▶ What you have to do
Repeat each entry exactly and drop the pictures.

==*==

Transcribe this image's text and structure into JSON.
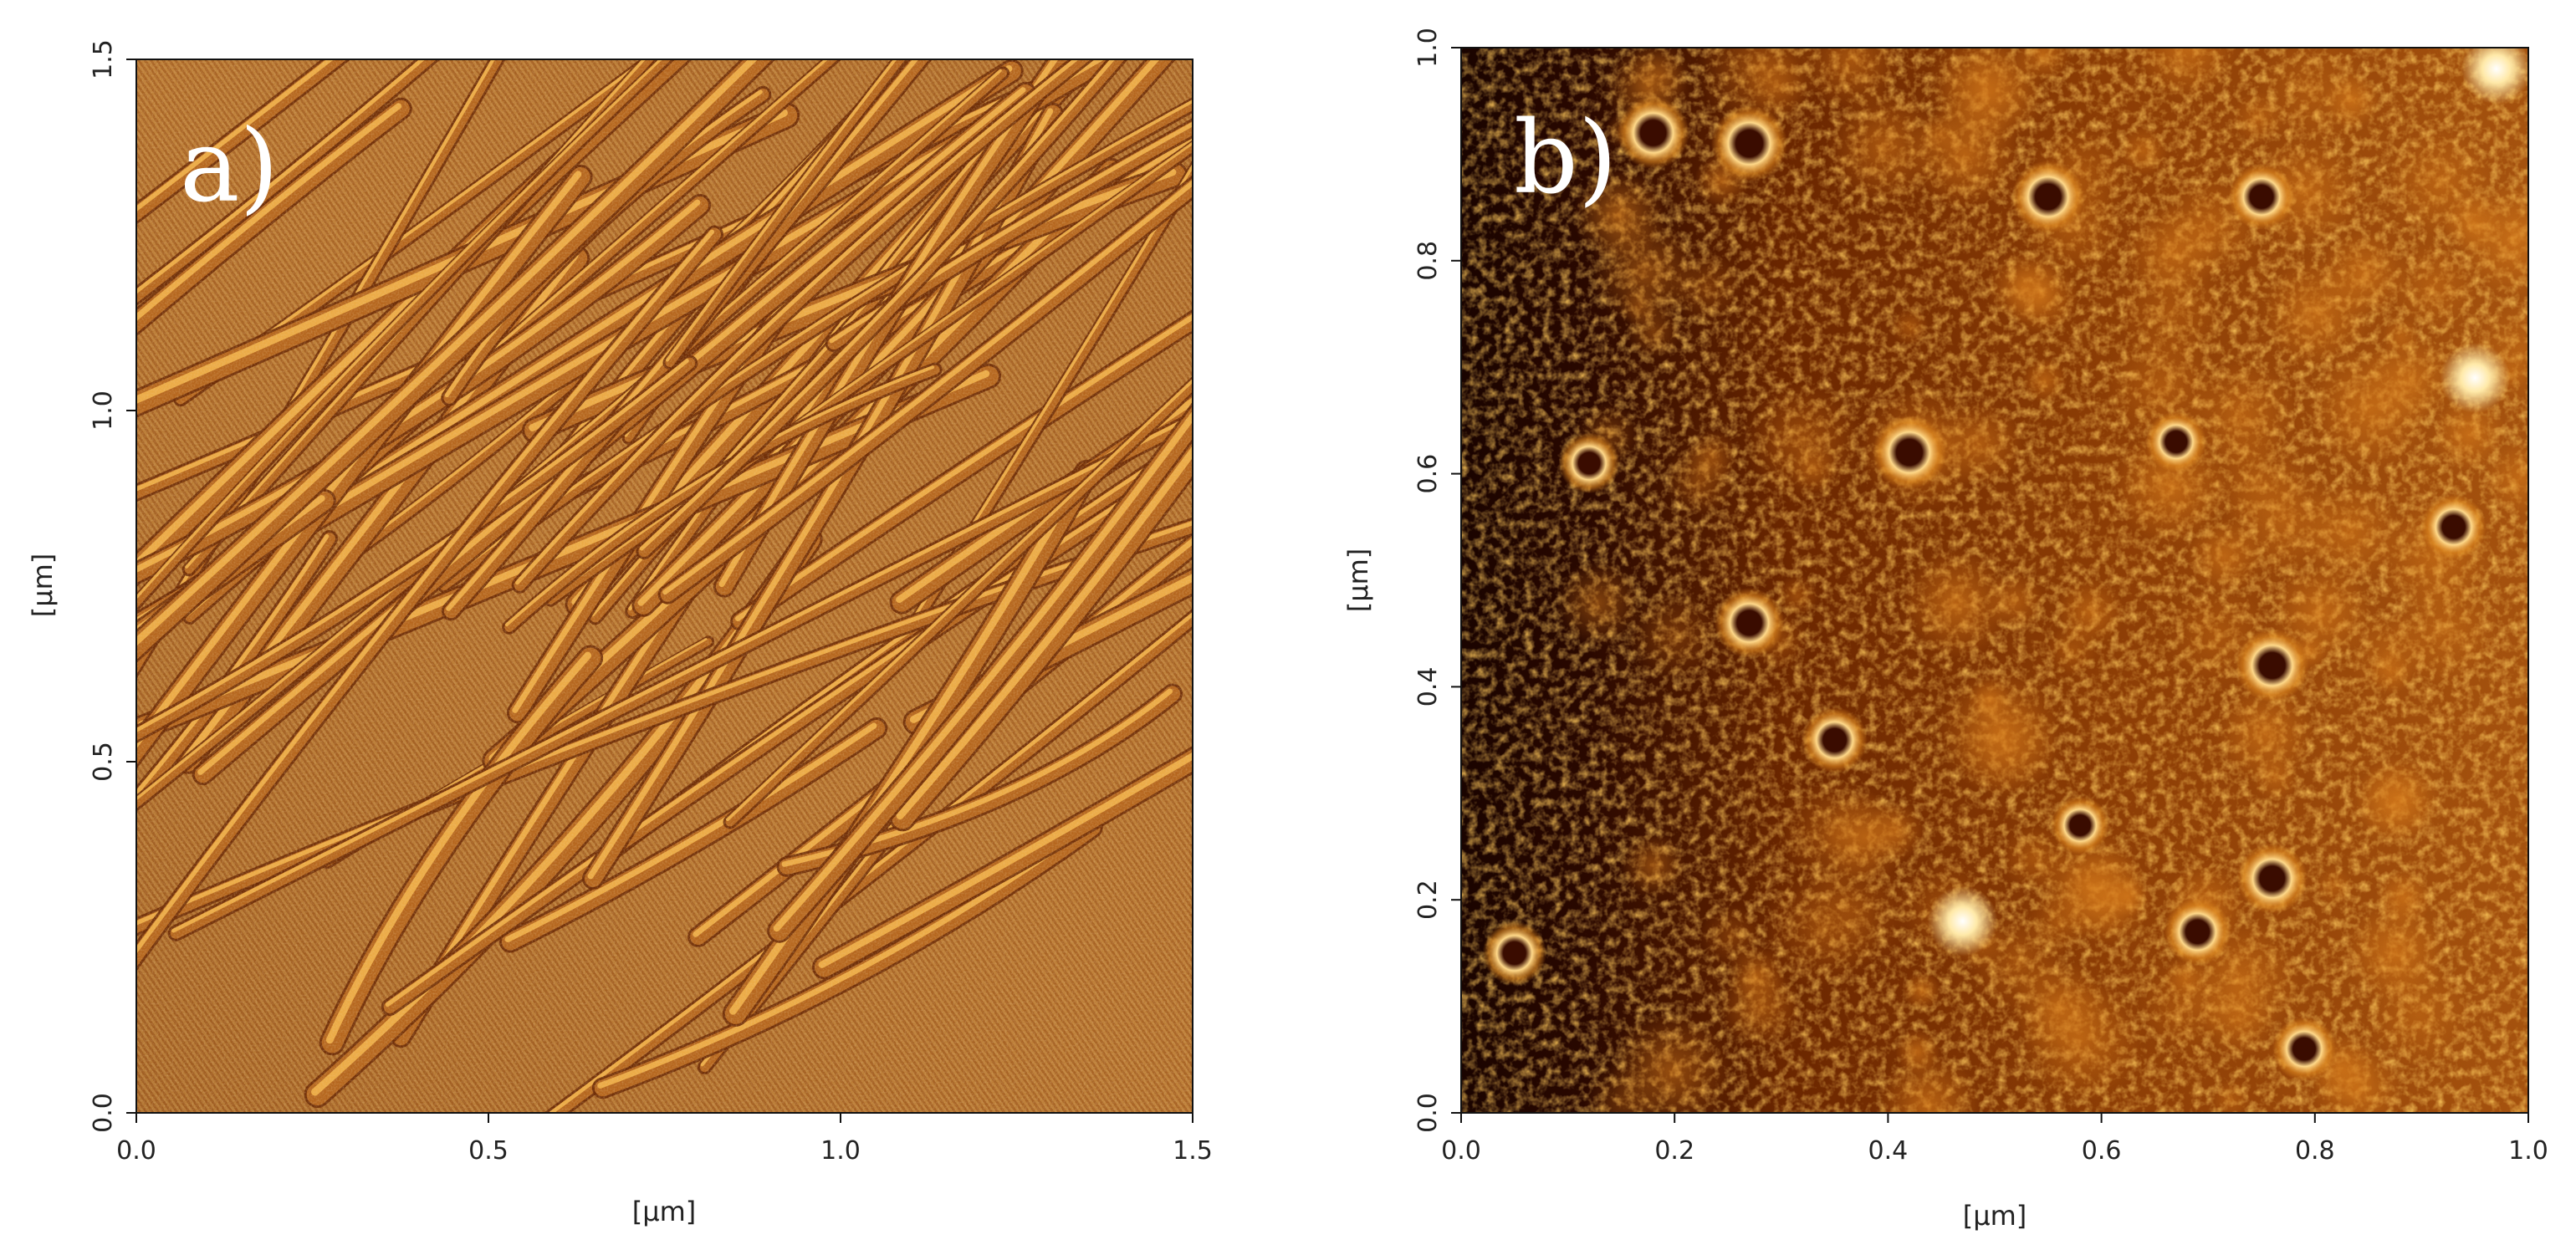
{
  "panels": [
    {
      "id": "a",
      "label": "a)",
      "x_axis_label": "[µm]",
      "y_axis_label": "[µm]",
      "x_ticks": [
        "0.0",
        "0.5",
        "1.0",
        "1.5"
      ],
      "y_ticks": [
        "0.0",
        "0.5",
        "1.0",
        "1.5"
      ],
      "x_range": [
        0,
        1.5
      ],
      "y_range": [
        0,
        1.5
      ],
      "palette": {
        "dark": "#6b2a05",
        "mid": "#b5661e",
        "light": "#f2b24a",
        "highlight": "#ffe19a"
      },
      "texture": "diagonal-striations"
    },
    {
      "id": "b",
      "label": "b)",
      "x_axis_label": "[µm]",
      "y_axis_label": "[µm]",
      "x_ticks": [
        "0.0",
        "0.2",
        "0.4",
        "0.6",
        "0.8",
        "1.0"
      ],
      "y_ticks": [
        "0.0",
        "0.2",
        "0.4",
        "0.6",
        "0.8",
        "1.0"
      ],
      "x_range": [
        0,
        1.0
      ],
      "y_range": [
        0,
        1.0
      ],
      "palette": {
        "dark": "#1e0500",
        "mid": "#8a3a00",
        "light": "#e39a2b",
        "highlight": "#fff6cf"
      },
      "texture": "granular-with-ring-features"
    }
  ]
}
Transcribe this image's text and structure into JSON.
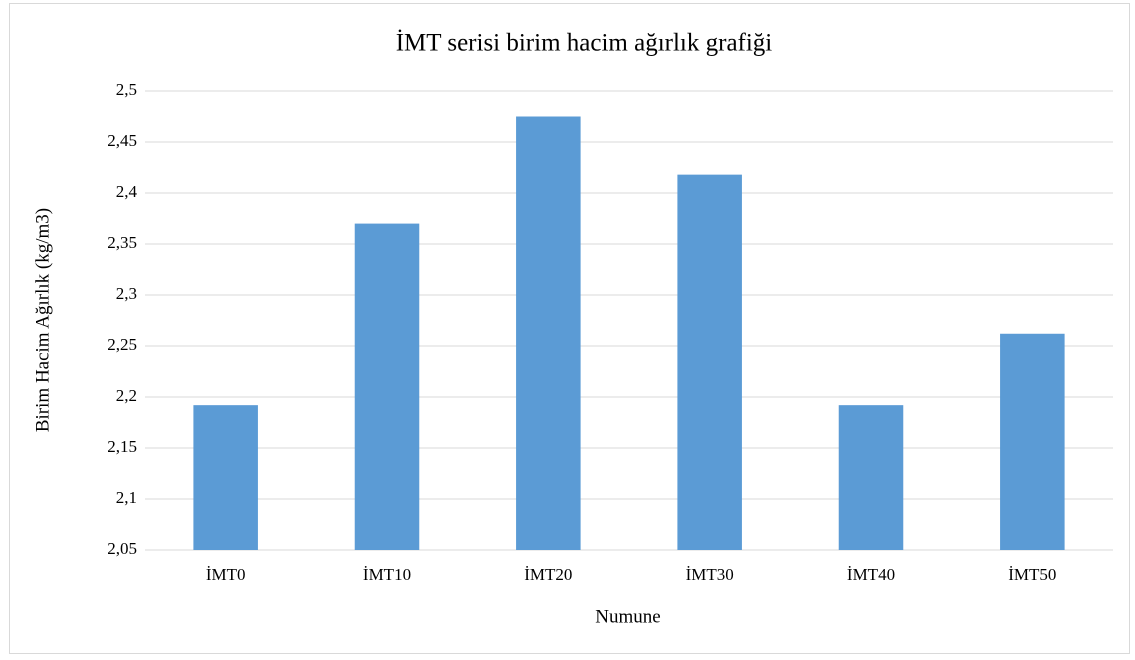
{
  "chart_data": {
    "type": "bar",
    "title": "İMT serisi birim hacim ağırlık grafiği",
    "x_label": "Numune",
    "y_label": "Birim Hacim Ağırlık (kg/m3)",
    "categories": [
      "İMT0",
      "İMT10",
      "İMT20",
      "İMT30",
      "İMT40",
      "İMT50"
    ],
    "values": [
      2.192,
      2.37,
      2.475,
      2.418,
      2.192,
      2.262
    ],
    "color": "#5b9bd5",
    "ylim": [
      2.05,
      2.5
    ],
    "yticks": [
      {
        "value": 2.05,
        "label": "2,05"
      },
      {
        "value": 2.1,
        "label": "2,1"
      },
      {
        "value": 2.15,
        "label": "2,15"
      },
      {
        "value": 2.2,
        "label": "2,2"
      },
      {
        "value": 2.25,
        "label": "2,25"
      },
      {
        "value": 2.3,
        "label": "2,3"
      },
      {
        "value": 2.35,
        "label": "2,35"
      },
      {
        "value": 2.4,
        "label": "2,4"
      },
      {
        "value": 2.45,
        "label": "2,45"
      },
      {
        "value": 2.5,
        "label": "2,5"
      }
    ],
    "grid": true
  }
}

==*==

▶ Task response
Transcribe this image's text and structure into JSON.
{
  "panels": [
    {
      "id": "a",
      "label": "a)",
      "x_axis_label": "[µm]",
      "y_axis_label": "[µm]",
      "x_ticks": [
        "0.0",
        "0.5",
        "1.0",
        "1.5"
      ],
      "y_ticks": [
        "0.0",
        "0.5",
        "1.0",
        "1.5"
      ],
      "x_range": [
        0,
        1.5
      ],
      "y_range": [
        0,
        1.5
      ],
      "palette": {
        "dark": "#6b2a05",
        "mid": "#b5661e",
        "light": "#f2b24a",
        "highlight": "#ffe19a"
      },
      "texture": "diagonal-striations"
    },
    {
      "id": "b",
      "label": "b)",
      "x_axis_label": "[µm]",
      "y_axis_label": "[µm]",
      "x_ticks": [
        "0.0",
        "0.2",
        "0.4",
        "0.6",
        "0.8",
        "1.0"
      ],
      "y_ticks": [
        "0.0",
        "0.2",
        "0.4",
        "0.6",
        "0.8",
        "1.0"
      ],
      "x_range": [
        0,
        1.0
      ],
      "y_range": [
        0,
        1.0
      ],
      "palette": {
        "dark": "#1e0500",
        "mid": "#8a3a00",
        "light": "#e39a2b",
        "highlight": "#fff6cf"
      },
      "texture": "granular-with-ring-features"
    }
  ]
}
Transcribe this image's text and structure into JSON.
{
  "chart_data": {
    "type": "bar",
    "title": "İMT serisi birim hacim ağırlık grafiği",
    "x_label": "Numune",
    "y_label": "Birim Hacim Ağırlık (kg/m3)",
    "categories": [
      "İMT0",
      "İMT10",
      "İMT20",
      "İMT30",
      "İMT40",
      "İMT50"
    ],
    "values": [
      2.192,
      2.37,
      2.475,
      2.418,
      2.192,
      2.262
    ],
    "color": "#5b9bd5",
    "ylim": [
      2.05,
      2.5
    ],
    "yticks": [
      {
        "value": 2.05,
        "label": "2,05"
      },
      {
        "value": 2.1,
        "label": "2,1"
      },
      {
        "value": 2.15,
        "label": "2,15"
      },
      {
        "value": 2.2,
        "label": "2,2"
      },
      {
        "value": 2.25,
        "label": "2,25"
      },
      {
        "value": 2.3,
        "label": "2,3"
      },
      {
        "value": 2.35,
        "label": "2,35"
      },
      {
        "value": 2.4,
        "label": "2,4"
      },
      {
        "value": 2.45,
        "label": "2,45"
      },
      {
        "value": 2.5,
        "label": "2,5"
      }
    ],
    "grid": true
  }
}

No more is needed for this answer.